▼

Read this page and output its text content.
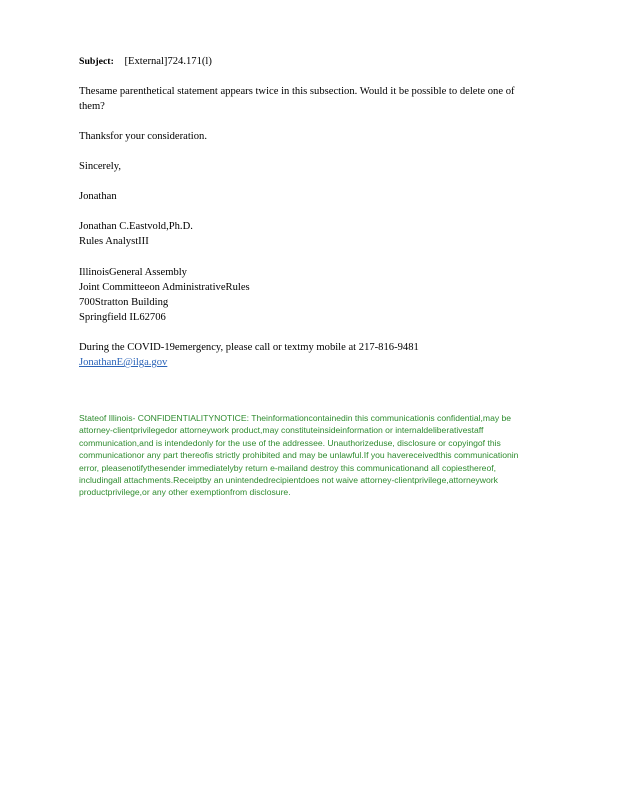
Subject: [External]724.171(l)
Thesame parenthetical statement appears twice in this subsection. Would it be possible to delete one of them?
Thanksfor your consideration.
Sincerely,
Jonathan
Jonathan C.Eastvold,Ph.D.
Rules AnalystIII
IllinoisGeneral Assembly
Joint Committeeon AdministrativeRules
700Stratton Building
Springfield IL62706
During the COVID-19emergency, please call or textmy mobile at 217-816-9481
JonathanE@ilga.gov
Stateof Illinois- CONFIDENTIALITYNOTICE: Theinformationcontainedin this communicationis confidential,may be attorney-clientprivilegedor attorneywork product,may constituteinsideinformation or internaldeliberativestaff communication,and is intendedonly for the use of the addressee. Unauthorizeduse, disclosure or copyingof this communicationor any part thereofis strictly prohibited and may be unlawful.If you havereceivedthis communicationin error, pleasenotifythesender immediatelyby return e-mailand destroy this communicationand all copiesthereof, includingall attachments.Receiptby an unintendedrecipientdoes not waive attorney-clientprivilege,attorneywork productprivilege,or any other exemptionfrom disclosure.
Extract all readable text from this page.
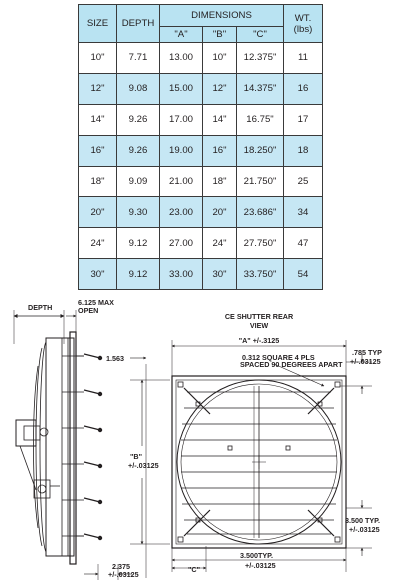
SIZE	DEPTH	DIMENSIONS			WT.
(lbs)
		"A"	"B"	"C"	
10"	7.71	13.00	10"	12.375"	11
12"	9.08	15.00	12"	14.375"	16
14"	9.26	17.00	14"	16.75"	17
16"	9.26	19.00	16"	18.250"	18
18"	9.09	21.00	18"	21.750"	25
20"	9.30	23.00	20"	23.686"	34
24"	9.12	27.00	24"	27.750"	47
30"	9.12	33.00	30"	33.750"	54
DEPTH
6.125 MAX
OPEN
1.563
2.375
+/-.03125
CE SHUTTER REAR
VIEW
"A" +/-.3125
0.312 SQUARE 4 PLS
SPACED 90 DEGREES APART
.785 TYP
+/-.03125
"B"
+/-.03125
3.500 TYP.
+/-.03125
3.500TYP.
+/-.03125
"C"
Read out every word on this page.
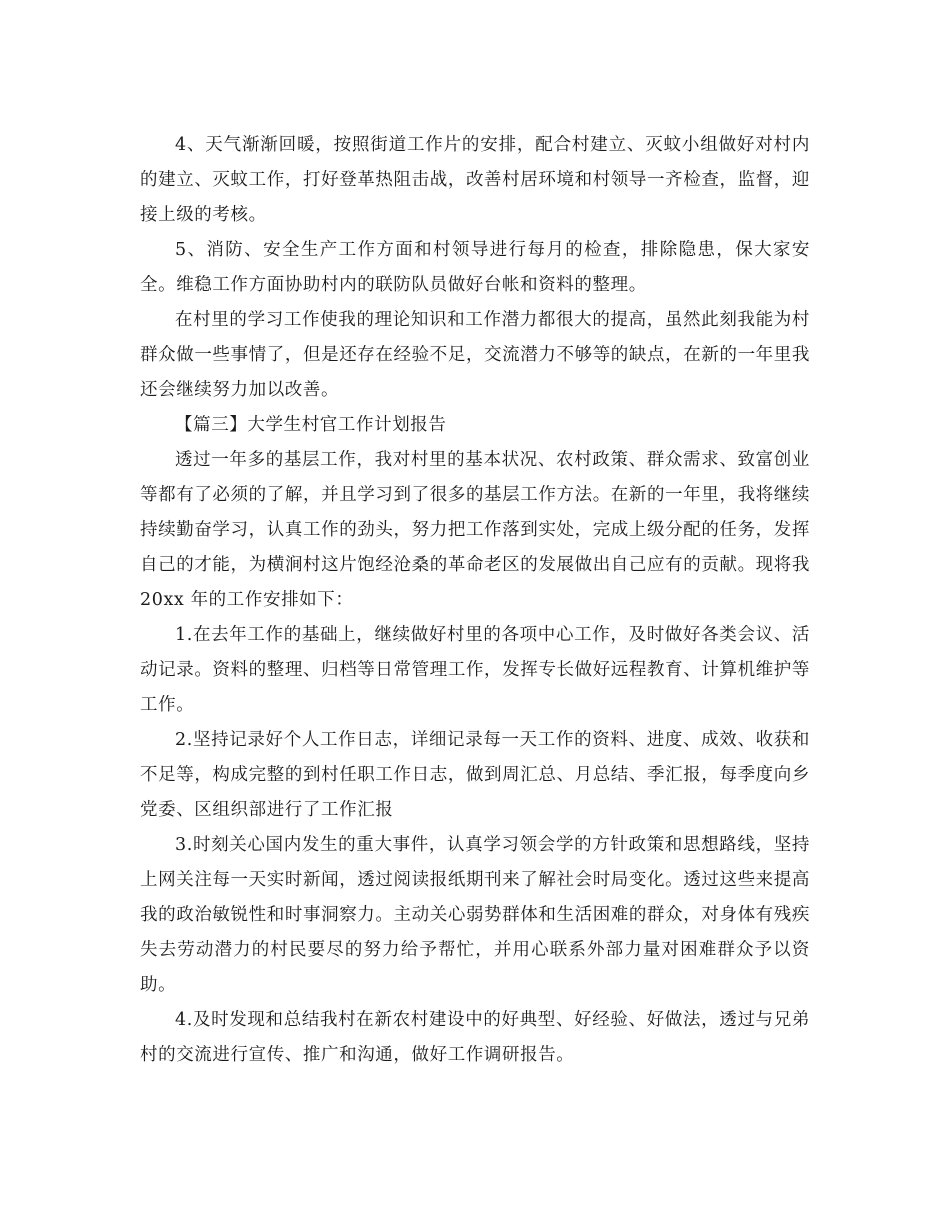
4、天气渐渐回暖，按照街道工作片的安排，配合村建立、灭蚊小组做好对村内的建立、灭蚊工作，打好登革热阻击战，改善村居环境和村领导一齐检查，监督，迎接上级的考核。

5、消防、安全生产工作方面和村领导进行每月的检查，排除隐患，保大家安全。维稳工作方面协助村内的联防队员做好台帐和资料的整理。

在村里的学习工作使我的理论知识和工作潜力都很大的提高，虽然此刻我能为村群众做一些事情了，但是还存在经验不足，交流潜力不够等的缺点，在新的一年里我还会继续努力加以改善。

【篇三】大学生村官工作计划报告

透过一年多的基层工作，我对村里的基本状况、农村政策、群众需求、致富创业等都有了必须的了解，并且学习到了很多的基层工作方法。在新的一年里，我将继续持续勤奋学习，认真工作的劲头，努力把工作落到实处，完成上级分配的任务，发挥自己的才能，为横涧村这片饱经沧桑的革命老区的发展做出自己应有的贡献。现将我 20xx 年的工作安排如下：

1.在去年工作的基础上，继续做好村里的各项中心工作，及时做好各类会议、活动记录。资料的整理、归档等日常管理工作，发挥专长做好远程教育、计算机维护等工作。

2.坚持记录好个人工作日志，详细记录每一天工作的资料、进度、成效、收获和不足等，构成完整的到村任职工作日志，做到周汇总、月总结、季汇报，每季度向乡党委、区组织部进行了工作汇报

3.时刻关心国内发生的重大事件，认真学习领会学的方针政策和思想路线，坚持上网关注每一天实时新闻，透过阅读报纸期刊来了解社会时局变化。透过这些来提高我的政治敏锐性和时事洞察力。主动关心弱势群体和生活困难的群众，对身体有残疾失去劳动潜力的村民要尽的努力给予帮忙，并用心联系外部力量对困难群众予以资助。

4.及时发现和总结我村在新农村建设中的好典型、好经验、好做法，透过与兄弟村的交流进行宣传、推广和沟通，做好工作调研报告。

▲

*Work required*
Repeat exactly the lines in the entries from the one containing "Read out every word on this page." to the final line, inclusive, and nothing beyond them; skip pictures.

*Final result*
Read out every word on this page.
4、天气渐渐回暖，按照街道工作片的安排，配合村建立、灭蚊小组做好对村内的建立、灭蚊工作，打好登革热阻击战，改善村居环境和村领导一齐检查，监督，迎接上级的考核。

5、消防、安全生产工作方面和村领导进行每月的检查，排除隐患，保大家安全。维稳工作方面协助村内的联防队员做好台帐和资料的整理。

在村里的学习工作使我的理论知识和工作潜力都很大的提高，虽然此刻我能为村群众做一些事情了，但是还存在经验不足，交流潜力不够等的缺点，在新的一年里我还会继续努力加以改善。

【篇三】大学生村官工作计划报告

透过一年多的基层工作，我对村里的基本状况、农村政策、群众需求、致富创业等都有了必须的了解，并且学习到了很多的基层工作方法。在新的一年里，我将继续持续勤奋学习，认真工作的劲头，努力把工作落到实处，完成上级分配的任务，发挥自己的才能，为横涧村这片饱经沧桑的革命老区的发展做出自己应有的贡献。现将我 20xx 年的工作安排如下：

1.在去年工作的基础上，继续做好村里的各项中心工作，及时做好各类会议、活动记录。资料的整理、归档等日常管理工作，发挥专长做好远程教育、计算机维护等工作。

2.坚持记录好个人工作日志，详细记录每一天工作的资料、进度、成效、收获和不足等，构成完整的到村任职工作日志，做到周汇总、月总结、季汇报，每季度向乡党委、区组织部进行了工作汇报

3.时刻关心国内发生的重大事件，认真学习领会学的方针政策和思想路线，坚持上网关注每一天实时新闻，透过阅读报纸期刊来了解社会时局变化。透过这些来提高我的政治敏锐性和时事洞察力。主动关心弱势群体和生活困难的群众，对身体有残疾失去劳动潜力的村民要尽的努力给予帮忙，并用心联系外部力量对困难群众予以资助。

4.及时发现和总结我村在新农村建设中的好典型、好经验、好做法，透过与兄弟村的交流进行宣传、推广和沟通，做好工作调研报告。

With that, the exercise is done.